AIM OF THE TASK: Count how many lines hold the string "cuts", and give only that number.
[START OF ENTRIES SUPPLIED]
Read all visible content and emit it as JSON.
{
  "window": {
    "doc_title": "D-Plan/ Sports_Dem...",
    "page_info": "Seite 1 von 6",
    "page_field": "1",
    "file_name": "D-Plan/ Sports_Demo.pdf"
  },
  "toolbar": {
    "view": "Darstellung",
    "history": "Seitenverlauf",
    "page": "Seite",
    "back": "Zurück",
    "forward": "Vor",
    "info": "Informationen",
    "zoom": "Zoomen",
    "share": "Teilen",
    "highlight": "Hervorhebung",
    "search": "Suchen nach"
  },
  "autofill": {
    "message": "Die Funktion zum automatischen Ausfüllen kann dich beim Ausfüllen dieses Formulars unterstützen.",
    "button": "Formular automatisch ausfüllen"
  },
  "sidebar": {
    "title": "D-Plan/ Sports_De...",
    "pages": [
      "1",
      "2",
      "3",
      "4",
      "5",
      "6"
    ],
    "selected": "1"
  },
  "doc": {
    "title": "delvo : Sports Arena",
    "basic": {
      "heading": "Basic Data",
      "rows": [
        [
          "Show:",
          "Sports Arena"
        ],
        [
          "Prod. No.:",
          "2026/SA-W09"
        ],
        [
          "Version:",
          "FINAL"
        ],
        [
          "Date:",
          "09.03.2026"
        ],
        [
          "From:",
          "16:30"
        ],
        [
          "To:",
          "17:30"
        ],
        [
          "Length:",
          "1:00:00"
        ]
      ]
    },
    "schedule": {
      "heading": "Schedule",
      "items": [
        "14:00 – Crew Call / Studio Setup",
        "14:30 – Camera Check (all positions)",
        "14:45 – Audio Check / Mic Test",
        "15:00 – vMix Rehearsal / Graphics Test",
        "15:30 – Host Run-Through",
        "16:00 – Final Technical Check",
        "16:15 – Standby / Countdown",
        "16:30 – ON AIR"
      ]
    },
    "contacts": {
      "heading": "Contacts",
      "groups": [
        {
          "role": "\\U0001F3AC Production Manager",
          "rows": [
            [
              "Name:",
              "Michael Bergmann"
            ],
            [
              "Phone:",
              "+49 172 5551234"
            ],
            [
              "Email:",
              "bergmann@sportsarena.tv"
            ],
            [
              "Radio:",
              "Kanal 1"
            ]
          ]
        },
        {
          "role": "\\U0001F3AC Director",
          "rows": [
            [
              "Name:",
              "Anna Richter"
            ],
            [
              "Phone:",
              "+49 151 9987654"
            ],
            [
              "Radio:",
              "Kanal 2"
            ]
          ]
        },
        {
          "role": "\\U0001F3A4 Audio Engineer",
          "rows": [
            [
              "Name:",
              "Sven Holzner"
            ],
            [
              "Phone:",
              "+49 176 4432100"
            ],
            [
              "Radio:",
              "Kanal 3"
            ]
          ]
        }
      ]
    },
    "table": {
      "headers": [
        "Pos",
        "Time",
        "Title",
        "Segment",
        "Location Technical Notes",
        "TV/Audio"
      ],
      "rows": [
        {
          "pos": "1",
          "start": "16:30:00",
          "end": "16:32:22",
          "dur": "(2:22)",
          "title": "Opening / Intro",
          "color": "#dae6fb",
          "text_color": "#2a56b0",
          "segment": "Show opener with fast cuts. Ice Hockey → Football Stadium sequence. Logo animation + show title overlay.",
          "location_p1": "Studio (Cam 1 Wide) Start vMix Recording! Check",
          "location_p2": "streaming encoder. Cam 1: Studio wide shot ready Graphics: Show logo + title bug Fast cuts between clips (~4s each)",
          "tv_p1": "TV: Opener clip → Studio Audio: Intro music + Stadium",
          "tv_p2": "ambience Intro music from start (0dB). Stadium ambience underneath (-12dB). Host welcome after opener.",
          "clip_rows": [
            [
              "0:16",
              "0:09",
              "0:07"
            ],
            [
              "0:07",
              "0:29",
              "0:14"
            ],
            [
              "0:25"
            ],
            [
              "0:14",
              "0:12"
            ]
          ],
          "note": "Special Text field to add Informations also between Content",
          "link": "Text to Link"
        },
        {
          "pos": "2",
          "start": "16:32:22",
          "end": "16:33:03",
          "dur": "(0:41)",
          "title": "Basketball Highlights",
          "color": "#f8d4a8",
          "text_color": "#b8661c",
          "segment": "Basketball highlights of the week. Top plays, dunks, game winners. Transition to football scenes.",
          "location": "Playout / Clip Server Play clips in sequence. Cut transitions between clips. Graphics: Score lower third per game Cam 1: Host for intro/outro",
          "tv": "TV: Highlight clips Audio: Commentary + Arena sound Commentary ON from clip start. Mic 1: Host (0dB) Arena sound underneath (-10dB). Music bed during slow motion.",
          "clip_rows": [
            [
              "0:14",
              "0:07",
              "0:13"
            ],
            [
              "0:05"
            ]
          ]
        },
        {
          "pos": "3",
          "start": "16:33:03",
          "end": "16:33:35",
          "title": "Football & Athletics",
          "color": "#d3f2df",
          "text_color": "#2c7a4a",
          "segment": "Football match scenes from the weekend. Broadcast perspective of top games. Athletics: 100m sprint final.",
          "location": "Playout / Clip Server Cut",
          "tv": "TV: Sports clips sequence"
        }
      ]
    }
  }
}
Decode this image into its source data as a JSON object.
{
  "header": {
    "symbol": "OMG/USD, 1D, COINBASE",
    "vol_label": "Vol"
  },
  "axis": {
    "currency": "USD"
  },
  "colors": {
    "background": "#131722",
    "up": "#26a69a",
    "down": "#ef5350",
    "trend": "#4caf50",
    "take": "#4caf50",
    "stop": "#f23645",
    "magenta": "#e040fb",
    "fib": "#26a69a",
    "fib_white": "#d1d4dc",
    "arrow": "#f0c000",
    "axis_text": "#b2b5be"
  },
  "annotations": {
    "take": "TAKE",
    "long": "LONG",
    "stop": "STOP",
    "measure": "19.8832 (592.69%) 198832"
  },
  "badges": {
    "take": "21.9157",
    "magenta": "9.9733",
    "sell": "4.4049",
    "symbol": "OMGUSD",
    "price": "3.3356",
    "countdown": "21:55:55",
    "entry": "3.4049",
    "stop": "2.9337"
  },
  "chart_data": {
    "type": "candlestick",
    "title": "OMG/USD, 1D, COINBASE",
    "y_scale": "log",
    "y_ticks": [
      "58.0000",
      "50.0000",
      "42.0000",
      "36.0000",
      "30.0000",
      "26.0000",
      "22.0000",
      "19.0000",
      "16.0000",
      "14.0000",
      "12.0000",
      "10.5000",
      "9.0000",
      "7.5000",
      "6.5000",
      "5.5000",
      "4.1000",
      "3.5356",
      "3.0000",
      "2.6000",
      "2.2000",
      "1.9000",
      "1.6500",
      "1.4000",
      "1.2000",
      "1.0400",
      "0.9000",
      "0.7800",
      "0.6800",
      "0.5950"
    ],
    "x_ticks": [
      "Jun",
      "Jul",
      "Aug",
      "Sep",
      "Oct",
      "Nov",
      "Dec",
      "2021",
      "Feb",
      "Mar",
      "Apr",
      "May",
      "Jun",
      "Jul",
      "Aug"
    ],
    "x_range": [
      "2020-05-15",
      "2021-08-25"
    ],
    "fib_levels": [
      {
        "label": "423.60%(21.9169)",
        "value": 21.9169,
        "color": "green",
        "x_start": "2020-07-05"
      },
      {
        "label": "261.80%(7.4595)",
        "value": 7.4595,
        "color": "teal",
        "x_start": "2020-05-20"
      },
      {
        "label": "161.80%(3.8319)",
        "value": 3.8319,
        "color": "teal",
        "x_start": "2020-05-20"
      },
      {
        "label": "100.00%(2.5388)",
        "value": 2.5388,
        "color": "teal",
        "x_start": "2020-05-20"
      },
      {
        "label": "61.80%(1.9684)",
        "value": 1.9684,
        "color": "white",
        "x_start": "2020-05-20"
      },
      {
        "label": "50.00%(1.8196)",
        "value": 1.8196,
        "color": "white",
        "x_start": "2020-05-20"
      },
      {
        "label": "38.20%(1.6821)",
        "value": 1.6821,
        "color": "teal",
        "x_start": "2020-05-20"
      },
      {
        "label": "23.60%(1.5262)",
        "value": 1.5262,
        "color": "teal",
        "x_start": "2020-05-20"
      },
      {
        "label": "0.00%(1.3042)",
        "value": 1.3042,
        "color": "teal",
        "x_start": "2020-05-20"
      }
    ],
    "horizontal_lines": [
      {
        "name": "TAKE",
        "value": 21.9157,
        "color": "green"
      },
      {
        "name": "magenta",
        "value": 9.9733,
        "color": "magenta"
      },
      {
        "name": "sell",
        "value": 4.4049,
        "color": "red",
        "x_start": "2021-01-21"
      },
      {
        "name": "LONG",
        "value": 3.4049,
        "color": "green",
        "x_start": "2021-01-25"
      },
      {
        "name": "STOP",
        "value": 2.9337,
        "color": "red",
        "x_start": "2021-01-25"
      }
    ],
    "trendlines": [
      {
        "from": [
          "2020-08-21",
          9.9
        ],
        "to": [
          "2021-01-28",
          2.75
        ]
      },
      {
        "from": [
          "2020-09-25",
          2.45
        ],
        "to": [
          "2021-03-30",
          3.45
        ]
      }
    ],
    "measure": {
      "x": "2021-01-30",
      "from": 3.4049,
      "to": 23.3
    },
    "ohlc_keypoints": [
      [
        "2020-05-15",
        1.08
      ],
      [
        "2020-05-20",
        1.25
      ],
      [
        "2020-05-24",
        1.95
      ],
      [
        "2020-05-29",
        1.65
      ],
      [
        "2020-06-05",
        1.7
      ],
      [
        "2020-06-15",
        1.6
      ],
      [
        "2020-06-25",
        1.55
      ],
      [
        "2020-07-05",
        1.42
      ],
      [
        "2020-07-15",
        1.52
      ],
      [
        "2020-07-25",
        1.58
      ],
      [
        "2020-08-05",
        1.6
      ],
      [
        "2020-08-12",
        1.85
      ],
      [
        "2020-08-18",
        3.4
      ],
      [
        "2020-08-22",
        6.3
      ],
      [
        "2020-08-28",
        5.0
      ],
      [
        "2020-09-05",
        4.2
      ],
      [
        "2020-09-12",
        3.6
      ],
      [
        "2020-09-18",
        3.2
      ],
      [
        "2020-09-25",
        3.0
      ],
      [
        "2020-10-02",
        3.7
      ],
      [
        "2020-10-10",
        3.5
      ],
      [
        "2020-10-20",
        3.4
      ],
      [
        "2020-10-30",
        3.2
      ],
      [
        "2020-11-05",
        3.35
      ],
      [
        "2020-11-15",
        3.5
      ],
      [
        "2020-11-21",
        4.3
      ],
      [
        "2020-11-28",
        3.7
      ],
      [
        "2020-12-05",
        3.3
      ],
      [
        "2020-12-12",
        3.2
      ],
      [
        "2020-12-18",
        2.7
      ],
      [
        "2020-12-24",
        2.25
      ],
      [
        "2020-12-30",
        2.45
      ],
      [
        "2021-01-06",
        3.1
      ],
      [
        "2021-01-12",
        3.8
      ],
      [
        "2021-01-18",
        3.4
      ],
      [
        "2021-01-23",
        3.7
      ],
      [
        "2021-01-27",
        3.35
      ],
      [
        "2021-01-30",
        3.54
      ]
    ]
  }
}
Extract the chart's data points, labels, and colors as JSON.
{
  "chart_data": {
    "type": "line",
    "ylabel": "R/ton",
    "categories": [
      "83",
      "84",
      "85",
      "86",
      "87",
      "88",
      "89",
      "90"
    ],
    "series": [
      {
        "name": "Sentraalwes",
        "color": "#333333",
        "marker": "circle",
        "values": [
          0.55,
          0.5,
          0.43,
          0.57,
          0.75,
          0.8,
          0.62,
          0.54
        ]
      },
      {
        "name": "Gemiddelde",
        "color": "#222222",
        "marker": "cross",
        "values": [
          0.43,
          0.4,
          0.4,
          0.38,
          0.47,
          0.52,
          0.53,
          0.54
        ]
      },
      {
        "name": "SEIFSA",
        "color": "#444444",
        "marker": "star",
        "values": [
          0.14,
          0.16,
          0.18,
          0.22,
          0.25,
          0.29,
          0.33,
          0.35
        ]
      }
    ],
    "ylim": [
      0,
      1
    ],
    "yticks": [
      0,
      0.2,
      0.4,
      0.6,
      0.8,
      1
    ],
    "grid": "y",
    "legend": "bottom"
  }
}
[END OF ENTRIES SUPPLIED]
RESPONSE FOR THIS EXERCISE: 2